PROBLEM REQUIREMENTS: Gather, from the data below, each line in which the word "color" occurs.

——

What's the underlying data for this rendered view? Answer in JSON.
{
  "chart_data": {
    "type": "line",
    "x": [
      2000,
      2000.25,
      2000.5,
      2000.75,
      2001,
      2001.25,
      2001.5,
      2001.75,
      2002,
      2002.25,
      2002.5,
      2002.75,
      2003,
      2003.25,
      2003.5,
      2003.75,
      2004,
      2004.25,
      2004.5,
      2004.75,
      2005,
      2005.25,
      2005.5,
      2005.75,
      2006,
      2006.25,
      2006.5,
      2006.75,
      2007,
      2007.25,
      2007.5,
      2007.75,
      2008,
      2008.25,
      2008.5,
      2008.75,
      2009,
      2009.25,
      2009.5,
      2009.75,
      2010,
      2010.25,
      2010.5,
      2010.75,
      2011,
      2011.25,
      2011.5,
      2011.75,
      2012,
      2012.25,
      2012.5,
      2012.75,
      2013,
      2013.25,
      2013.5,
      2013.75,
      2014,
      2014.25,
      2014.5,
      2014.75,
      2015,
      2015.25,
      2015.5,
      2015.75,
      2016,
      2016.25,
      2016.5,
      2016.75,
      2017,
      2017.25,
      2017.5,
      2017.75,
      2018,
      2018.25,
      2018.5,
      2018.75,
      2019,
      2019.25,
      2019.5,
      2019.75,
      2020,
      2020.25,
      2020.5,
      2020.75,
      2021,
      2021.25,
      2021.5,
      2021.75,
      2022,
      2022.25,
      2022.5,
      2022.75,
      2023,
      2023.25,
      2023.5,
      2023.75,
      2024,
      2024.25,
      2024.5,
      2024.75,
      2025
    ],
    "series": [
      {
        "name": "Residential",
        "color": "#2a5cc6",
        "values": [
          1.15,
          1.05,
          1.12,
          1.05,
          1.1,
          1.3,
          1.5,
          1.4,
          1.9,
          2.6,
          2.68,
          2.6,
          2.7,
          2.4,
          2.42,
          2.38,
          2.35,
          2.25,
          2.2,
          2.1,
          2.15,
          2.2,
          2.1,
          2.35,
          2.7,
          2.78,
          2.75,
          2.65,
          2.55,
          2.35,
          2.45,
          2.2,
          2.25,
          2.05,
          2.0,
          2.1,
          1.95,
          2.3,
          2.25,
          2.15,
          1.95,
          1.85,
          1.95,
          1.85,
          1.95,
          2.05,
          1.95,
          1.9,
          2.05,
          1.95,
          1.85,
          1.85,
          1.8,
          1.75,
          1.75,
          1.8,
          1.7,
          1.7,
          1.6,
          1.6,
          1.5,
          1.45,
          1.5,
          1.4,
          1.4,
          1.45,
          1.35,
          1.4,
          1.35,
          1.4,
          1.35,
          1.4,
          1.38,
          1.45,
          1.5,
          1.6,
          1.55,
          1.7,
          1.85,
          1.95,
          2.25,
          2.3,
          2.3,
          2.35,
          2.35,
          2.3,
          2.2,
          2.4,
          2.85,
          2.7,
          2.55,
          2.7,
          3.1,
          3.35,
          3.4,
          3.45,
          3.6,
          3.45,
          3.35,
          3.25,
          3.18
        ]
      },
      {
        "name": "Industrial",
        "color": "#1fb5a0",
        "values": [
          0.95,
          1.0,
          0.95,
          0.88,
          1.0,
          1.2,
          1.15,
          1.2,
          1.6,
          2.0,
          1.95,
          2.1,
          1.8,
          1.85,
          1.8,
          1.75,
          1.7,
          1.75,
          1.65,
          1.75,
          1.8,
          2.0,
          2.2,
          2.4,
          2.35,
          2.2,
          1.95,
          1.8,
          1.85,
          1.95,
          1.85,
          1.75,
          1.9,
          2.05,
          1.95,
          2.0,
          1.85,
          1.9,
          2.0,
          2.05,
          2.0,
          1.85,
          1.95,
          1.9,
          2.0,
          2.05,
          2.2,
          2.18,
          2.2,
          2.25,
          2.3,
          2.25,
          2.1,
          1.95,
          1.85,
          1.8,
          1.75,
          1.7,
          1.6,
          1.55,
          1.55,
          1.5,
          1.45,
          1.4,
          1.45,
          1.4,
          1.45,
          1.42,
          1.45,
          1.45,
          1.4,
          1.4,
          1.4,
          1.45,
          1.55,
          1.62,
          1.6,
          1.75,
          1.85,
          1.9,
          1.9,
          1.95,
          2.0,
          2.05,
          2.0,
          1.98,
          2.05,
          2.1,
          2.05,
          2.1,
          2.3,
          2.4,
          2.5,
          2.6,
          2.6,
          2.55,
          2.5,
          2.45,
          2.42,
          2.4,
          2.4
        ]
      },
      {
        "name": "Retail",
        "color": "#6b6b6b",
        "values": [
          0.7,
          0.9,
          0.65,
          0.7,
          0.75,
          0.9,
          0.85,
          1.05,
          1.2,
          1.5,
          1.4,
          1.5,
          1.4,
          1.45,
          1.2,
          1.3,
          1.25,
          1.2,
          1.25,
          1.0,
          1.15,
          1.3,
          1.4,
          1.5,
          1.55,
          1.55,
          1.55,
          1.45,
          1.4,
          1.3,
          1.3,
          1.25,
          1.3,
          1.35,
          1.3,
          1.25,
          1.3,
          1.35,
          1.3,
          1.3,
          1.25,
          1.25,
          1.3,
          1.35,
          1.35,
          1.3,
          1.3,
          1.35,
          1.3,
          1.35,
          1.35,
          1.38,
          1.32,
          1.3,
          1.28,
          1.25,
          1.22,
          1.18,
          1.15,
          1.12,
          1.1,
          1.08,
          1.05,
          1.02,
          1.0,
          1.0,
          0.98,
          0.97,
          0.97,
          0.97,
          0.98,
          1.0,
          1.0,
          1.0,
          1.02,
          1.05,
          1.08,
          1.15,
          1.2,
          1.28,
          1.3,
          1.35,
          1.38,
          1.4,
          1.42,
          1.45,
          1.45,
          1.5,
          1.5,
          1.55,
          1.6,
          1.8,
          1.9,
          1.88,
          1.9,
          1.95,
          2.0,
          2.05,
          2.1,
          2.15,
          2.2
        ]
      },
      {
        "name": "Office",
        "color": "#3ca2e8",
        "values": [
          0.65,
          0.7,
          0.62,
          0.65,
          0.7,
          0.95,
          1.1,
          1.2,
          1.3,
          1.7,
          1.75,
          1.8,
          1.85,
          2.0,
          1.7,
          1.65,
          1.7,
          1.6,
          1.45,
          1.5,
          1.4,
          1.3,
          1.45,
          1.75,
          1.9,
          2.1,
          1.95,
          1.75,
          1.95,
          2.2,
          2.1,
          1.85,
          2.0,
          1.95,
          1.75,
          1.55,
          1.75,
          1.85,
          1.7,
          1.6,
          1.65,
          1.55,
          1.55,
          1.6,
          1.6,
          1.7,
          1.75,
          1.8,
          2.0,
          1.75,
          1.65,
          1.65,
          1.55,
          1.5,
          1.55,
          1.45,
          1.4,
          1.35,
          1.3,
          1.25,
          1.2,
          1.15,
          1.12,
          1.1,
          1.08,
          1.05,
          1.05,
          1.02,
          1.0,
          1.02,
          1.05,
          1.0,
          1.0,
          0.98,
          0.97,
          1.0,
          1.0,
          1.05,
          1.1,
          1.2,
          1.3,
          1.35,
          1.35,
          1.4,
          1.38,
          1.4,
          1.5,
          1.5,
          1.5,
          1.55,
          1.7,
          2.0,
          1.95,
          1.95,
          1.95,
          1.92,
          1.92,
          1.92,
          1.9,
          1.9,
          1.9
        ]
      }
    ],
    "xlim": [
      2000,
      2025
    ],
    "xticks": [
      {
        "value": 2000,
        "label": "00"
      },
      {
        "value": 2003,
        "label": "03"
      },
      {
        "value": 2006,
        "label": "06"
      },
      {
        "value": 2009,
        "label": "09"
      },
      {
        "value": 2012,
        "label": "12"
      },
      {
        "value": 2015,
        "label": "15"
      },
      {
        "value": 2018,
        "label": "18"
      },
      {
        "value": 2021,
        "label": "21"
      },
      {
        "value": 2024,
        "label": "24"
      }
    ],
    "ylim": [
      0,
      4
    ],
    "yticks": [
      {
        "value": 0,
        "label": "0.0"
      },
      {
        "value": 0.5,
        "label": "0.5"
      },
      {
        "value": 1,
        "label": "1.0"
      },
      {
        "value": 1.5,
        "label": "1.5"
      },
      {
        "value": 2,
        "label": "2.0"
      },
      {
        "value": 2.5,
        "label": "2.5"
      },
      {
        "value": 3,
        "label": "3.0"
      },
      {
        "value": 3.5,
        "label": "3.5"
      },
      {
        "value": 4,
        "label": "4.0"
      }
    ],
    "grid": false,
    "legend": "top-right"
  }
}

——

THE COMPLETED TASK:
        "color": "#2a5cc6",
        "color": "#1fb5a0",
        "color": "#6b6b6b",
        "color": "#3ca2e8",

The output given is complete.